_EXERCISE AIM_
Set down all the data again. Change nothing.

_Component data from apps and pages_
==*==

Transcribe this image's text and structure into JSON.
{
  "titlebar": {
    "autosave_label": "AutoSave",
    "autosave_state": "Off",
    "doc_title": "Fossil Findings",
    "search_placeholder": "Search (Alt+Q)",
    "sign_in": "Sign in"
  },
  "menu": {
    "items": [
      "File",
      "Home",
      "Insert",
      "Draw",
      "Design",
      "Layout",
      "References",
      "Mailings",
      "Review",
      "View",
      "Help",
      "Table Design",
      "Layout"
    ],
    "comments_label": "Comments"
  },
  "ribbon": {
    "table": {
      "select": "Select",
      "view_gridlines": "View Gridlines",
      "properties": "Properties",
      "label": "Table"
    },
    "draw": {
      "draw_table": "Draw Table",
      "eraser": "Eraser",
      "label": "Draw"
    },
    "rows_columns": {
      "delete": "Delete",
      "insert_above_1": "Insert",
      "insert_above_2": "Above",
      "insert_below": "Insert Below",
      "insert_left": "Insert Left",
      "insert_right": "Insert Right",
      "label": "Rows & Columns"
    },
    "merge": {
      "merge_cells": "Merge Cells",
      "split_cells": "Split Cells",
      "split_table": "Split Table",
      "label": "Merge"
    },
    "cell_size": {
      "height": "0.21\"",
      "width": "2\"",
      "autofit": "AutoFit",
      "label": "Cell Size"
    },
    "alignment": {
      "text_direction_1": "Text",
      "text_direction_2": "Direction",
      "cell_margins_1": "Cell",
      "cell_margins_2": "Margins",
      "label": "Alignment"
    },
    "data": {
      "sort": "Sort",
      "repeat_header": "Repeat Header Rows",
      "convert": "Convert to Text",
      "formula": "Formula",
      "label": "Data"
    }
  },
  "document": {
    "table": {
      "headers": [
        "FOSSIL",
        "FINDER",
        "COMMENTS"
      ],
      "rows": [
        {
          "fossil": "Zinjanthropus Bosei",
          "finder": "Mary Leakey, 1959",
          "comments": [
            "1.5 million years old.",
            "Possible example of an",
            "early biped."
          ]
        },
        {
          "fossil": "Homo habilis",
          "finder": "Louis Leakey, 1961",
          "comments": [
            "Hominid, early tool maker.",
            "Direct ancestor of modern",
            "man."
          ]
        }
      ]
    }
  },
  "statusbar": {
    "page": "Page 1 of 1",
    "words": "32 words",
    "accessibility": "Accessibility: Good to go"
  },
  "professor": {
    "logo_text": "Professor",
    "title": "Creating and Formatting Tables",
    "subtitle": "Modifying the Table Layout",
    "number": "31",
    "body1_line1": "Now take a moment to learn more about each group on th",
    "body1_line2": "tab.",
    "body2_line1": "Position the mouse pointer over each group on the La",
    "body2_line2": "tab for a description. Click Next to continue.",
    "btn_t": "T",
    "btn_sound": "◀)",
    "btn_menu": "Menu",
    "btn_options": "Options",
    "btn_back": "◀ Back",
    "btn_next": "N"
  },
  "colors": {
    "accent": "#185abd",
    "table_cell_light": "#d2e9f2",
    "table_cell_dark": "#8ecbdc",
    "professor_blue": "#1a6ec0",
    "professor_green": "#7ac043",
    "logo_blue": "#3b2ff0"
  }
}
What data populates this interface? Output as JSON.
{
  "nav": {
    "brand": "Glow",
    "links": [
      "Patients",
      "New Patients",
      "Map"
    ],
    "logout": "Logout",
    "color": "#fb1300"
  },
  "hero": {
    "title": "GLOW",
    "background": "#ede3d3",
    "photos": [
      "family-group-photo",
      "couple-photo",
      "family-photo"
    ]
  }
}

==*==

_COMPLETED EXERCISE_
Transcribe this image's text and structure into JSON.
{
  "titlebar": {
    "autosave_label": "AutoSave",
    "autosave_state": "Off",
    "doc_title": "Fossil Findings",
    "search_placeholder": "Search (Alt+Q)",
    "sign_in": "Sign in"
  },
  "menu": {
    "items": [
      "File",
      "Home",
      "Insert",
      "Draw",
      "Design",
      "Layout",
      "References",
      "Mailings",
      "Review",
      "View",
      "Help",
      "Table Design",
      "Layout"
    ],
    "comments_label": "Comments"
  },
  "ribbon": {
    "table": {
      "select": "Select",
      "view_gridlines": "View Gridlines",
      "properties": "Properties",
      "label": "Table"
    },
    "draw": {
      "draw_table": "Draw Table",
      "eraser": "Eraser",
      "label": "Draw"
    },
    "rows_columns": {
      "delete": "Delete",
      "insert_above_1": "Insert",
      "insert_above_2": "Above",
      "insert_below": "Insert Below",
      "insert_left": "Insert Left",
      "insert_right": "Insert Right",
      "label": "Rows & Columns"
    },
    "merge": {
      "merge_cells": "Merge Cells",
      "split_cells": "Split Cells",
      "split_table": "Split Table",
      "label": "Merge"
    },
    "cell_size": {
      "height": "0.21\"",
      "width": "2\"",
      "autofit": "AutoFit",
      "label": "Cell Size"
    },
    "alignment": {
      "text_direction_1": "Text",
      "text_direction_2": "Direction",
      "cell_margins_1": "Cell",
      "cell_margins_2": "Margins",
      "label": "Alignment"
    },
    "data": {
      "sort": "Sort",
      "repeat_header": "Repeat Header Rows",
      "convert": "Convert to Text",
      "formula": "Formula",
      "label": "Data"
    }
  },
  "document": {
    "table": {
      "headers": [
        "FOSSIL",
        "FINDER",
        "COMMENTS"
      ],
      "rows": [
        {
          "fossil": "Zinjanthropus Bosei",
          "finder": "Mary Leakey, 1959",
          "comments": [
            "1.5 million years old.",
            "Possible example of an",
            "early biped."
          ]
        },
        {
          "fossil": "Homo habilis",
          "finder": "Louis Leakey, 1961",
          "comments": [
            "Hominid, early tool maker.",
            "Direct ancestor of modern",
            "man."
          ]
        }
      ]
    }
  },
  "statusbar": {
    "page": "Page 1 of 1",
    "words": "32 words",
    "accessibility": "Accessibility: Good to go"
  },
  "professor": {
    "logo_text": "Professor",
    "title": "Creating and Formatting Tables",
    "subtitle": "Modifying the Table Layout",
    "number": "31",
    "body1_line1": "Now take a moment to learn more about each group on th",
    "body1_line2": "tab.",
    "body2_line1": "Position the mouse pointer over each group on the La",
    "body2_line2": "tab for a description. Click Next to continue.",
    "btn_t": "T",
    "btn_sound": "◀)",
    "btn_menu": "Menu",
    "btn_options": "Options",
    "btn_back": "◀ Back",
    "btn_next": "N"
  },
  "colors": {
    "accent": "#185abd",
    "table_cell_light": "#d2e9f2",
    "table_cell_dark": "#8ecbdc",
    "professor_blue": "#1a6ec0",
    "professor_green": "#7ac043",
    "logo_blue": "#3b2ff0"
  }
}
What data populates this interface? Output as JSON.
{
  "nav": {
    "brand": "Glow",
    "links": [
      "Patients",
      "New Patients",
      "Map"
    ],
    "logout": "Logout",
    "color": "#fb1300"
  },
  "hero": {
    "title": "GLOW",
    "background": "#ede3d3",
    "photos": [
      "family-group-photo",
      "couple-photo",
      "family-photo"
    ]
  }
}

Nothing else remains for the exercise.